==== DATA IN THIS EXERCISE

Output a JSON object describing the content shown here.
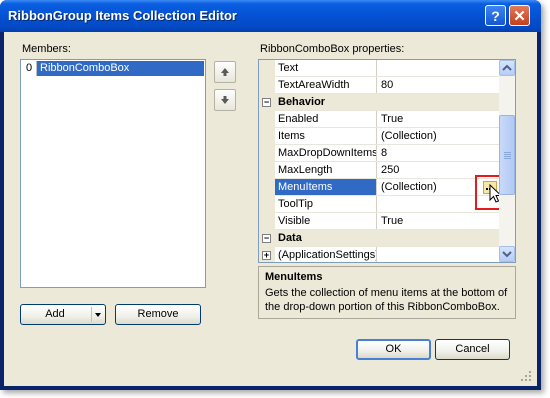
{
  "window": {
    "title": "RibbonGroup Items Collection Editor"
  },
  "members": {
    "label": "Members:",
    "items": [
      {
        "index": "0",
        "name": "RibbonComboBox"
      }
    ]
  },
  "buttons": {
    "add": "Add",
    "remove": "Remove",
    "ok": "OK",
    "cancel": "Cancel"
  },
  "properties": {
    "label": "RibbonComboBox properties:",
    "rows": [
      {
        "name": "Text",
        "value": ""
      },
      {
        "name": "TextAreaWidth",
        "value": "80"
      },
      {
        "category": "Behavior"
      },
      {
        "name": "Enabled",
        "value": "True"
      },
      {
        "name": "Items",
        "value": "(Collection)"
      },
      {
        "name": "MaxDropDownItems",
        "value": "8"
      },
      {
        "name": "MaxLength",
        "value": "250"
      },
      {
        "name": "MenuItems",
        "value": "(Collection)",
        "selected": true
      },
      {
        "name": "ToolTip",
        "value": ""
      },
      {
        "name": "Visible",
        "value": "True"
      },
      {
        "category": "Data"
      },
      {
        "name": "(ApplicationSettings)",
        "value": "",
        "expandable": true
      }
    ]
  },
  "description": {
    "title": "MenuItems",
    "text": "Gets the collection of menu items at the bottom of the drop-down portion of this RibbonComboBox."
  },
  "colors": {
    "titlebar": "#0553d6",
    "selection": "#316ac5",
    "highlight": "#e31b1b",
    "face": "#ece9d8"
  }
}
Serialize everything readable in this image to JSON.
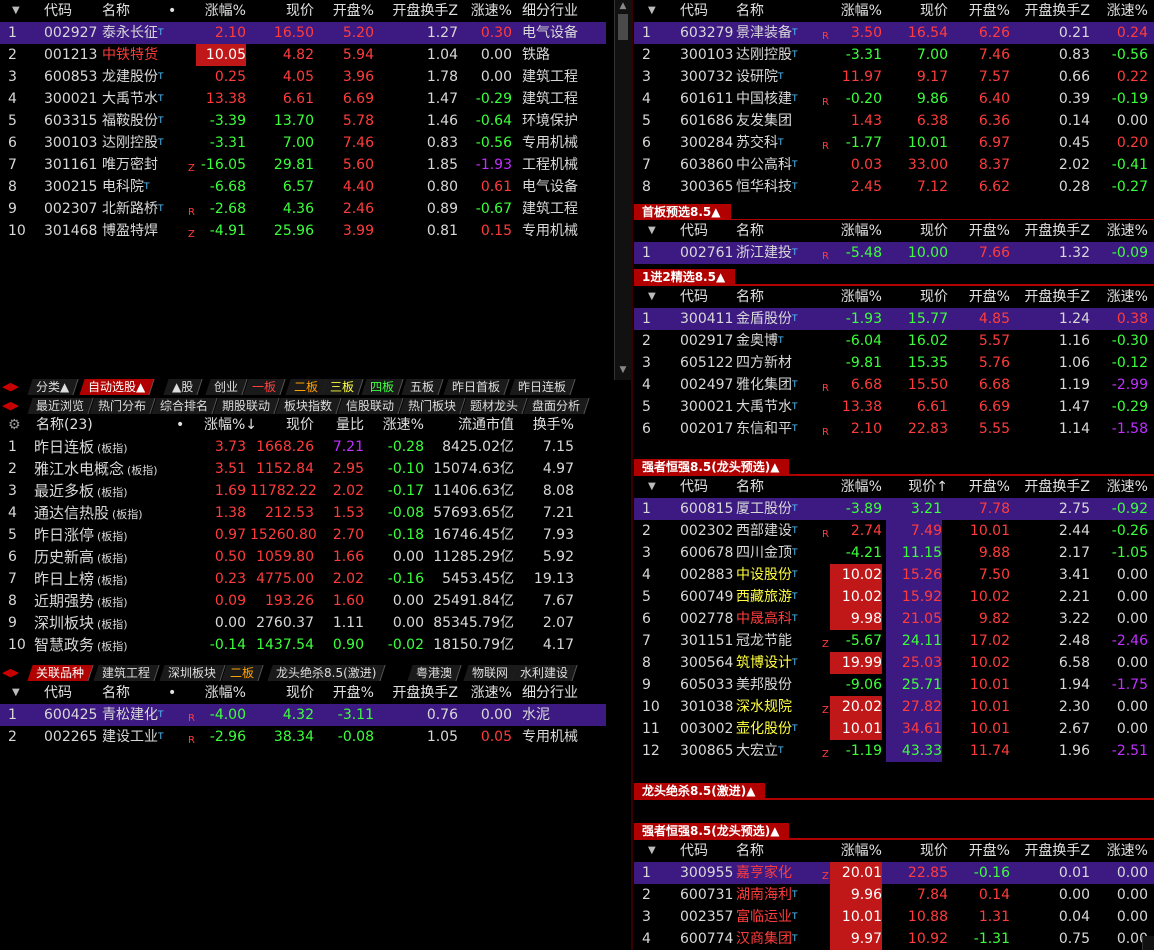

========

Your task is an exact transcription of all the data, minus the pictures.

◆ **REPLY**
Output a JSON object describing the content shown here.
{
  "window": {
    "title": "RibbonGroup Items Collection Editor"
  },
  "members": {
    "label": "Members:",
    "items": [
      {
        "index": "0",
        "name": "RibbonComboBox"
      }
    ]
  },
  "buttons": {
    "add": "Add",
    "remove": "Remove",
    "ok": "OK",
    "cancel": "Cancel"
  },
  "properties": {
    "label": "RibbonComboBox properties:",
    "rows": [
      {
        "name": "Text",
        "value": ""
      },
      {
        "name": "TextAreaWidth",
        "value": "80"
      },
      {
        "category": "Behavior"
      },
      {
        "name": "Enabled",
        "value": "True"
      },
      {
        "name": "Items",
        "value": "(Collection)"
      },
      {
        "name": "MaxDropDownItems",
        "value": "8"
      },
      {
        "name": "MaxLength",
        "value": "250"
      },
      {
        "name": "MenuItems",
        "value": "(Collection)",
        "selected": true
      },
      {
        "name": "ToolTip",
        "value": ""
      },
      {
        "name": "Visible",
        "value": "True"
      },
      {
        "category": "Data"
      },
      {
        "name": "(ApplicationSettings)",
        "value": "",
        "expandable": true
      }
    ]
  },
  "description": {
    "title": "MenuItems",
    "text": "Gets the collection of menu items at the bottom of the drop-down portion of this RibbonComboBox."
  },
  "colors": {
    "titlebar": "#0553d6",
    "selection": "#316ac5",
    "highlight": "#e31b1b",
    "face": "#ece9d8"
  }
}
Serialize everything readable in this image to JSON.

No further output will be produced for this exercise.